Supplied information —

## BEGIN

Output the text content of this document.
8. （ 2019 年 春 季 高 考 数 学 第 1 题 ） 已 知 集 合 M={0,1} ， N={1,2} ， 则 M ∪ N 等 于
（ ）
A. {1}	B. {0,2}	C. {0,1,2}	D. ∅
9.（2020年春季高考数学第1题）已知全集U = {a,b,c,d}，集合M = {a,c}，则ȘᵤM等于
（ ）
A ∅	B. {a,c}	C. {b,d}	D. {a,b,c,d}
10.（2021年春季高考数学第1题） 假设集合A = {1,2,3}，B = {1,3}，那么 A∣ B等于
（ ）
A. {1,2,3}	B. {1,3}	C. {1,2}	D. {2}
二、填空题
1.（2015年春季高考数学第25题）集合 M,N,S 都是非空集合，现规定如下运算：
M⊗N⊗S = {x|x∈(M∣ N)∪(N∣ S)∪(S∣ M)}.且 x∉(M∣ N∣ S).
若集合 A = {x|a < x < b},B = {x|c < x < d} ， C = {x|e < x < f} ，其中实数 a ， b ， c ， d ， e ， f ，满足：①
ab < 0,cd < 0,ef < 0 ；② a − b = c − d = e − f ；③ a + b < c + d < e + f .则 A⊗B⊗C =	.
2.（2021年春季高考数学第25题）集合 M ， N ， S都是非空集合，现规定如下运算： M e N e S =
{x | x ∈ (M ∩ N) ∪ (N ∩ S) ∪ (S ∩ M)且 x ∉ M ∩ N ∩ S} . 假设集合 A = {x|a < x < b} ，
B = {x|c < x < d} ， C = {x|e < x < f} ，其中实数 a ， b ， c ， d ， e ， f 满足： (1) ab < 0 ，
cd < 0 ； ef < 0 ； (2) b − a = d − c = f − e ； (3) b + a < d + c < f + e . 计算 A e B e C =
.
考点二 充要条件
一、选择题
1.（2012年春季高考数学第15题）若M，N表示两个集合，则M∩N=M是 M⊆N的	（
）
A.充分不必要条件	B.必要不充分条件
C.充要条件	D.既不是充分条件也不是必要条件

## END

The problem —
Your task is to repeat each line of the material exactly.

Output below —
Output the text content of this document.
8. （ 2019 年 春 季 高 考 数 学 第 1 题 ） 已 知 集 合 M={0,1} ， N={1,2} ， 则 M ∪ N 等 于
（ ）
A. {1}	B. {0,2}	C. {0,1,2}	D. ∅
9.（2020年春季高考数学第1题）已知全集U = {a,b,c,d}，集合M = {a,c}，则ȘᵤM等于
（ ）
A ∅	B. {a,c}	C. {b,d}	D. {a,b,c,d}
10.（2021年春季高考数学第1题） 假设集合A = {1,2,3}，B = {1,3}，那么 A∣ B等于
（ ）
A. {1,2,3}	B. {1,3}	C. {1,2}	D. {2}
二、填空题
1.（2015年春季高考数学第25题）集合 M,N,S 都是非空集合，现规定如下运算：
M⊗N⊗S = {x|x∈(M∣ N)∪(N∣ S)∪(S∣ M)}.且 x∉(M∣ N∣ S).
若集合 A = {x|a < x < b},B = {x|c < x < d} ， C = {x|e < x < f} ，其中实数 a ， b ， c ， d ， e ， f ，满足：①
ab < 0,cd < 0,ef < 0 ；② a − b = c − d = e − f ；③ a + b < c + d < e + f .则 A⊗B⊗C =	.
2.（2021年春季高考数学第25题）集合 M ， N ， S都是非空集合，现规定如下运算： M e N e S =
{x | x ∈ (M ∩ N) ∪ (N ∩ S) ∪ (S ∩ M)且 x ∉ M ∩ N ∩ S} . 假设集合 A = {x|a < x < b} ，
B = {x|c < x < d} ， C = {x|e < x < f} ，其中实数 a ， b ， c ， d ， e ， f 满足： (1) ab < 0 ，
cd < 0 ； ef < 0 ； (2) b − a = d − c = f − e ； (3) b + a < d + c < f + e . 计算 A e B e C =
.
考点二 充要条件
一、选择题
1.（2012年春季高考数学第15题）若M，N表示两个集合，则M∩N=M是 M⊆N的	（
）
A.充分不必要条件	B.必要不充分条件
C.充要条件	D.既不是充分条件也不是必要条件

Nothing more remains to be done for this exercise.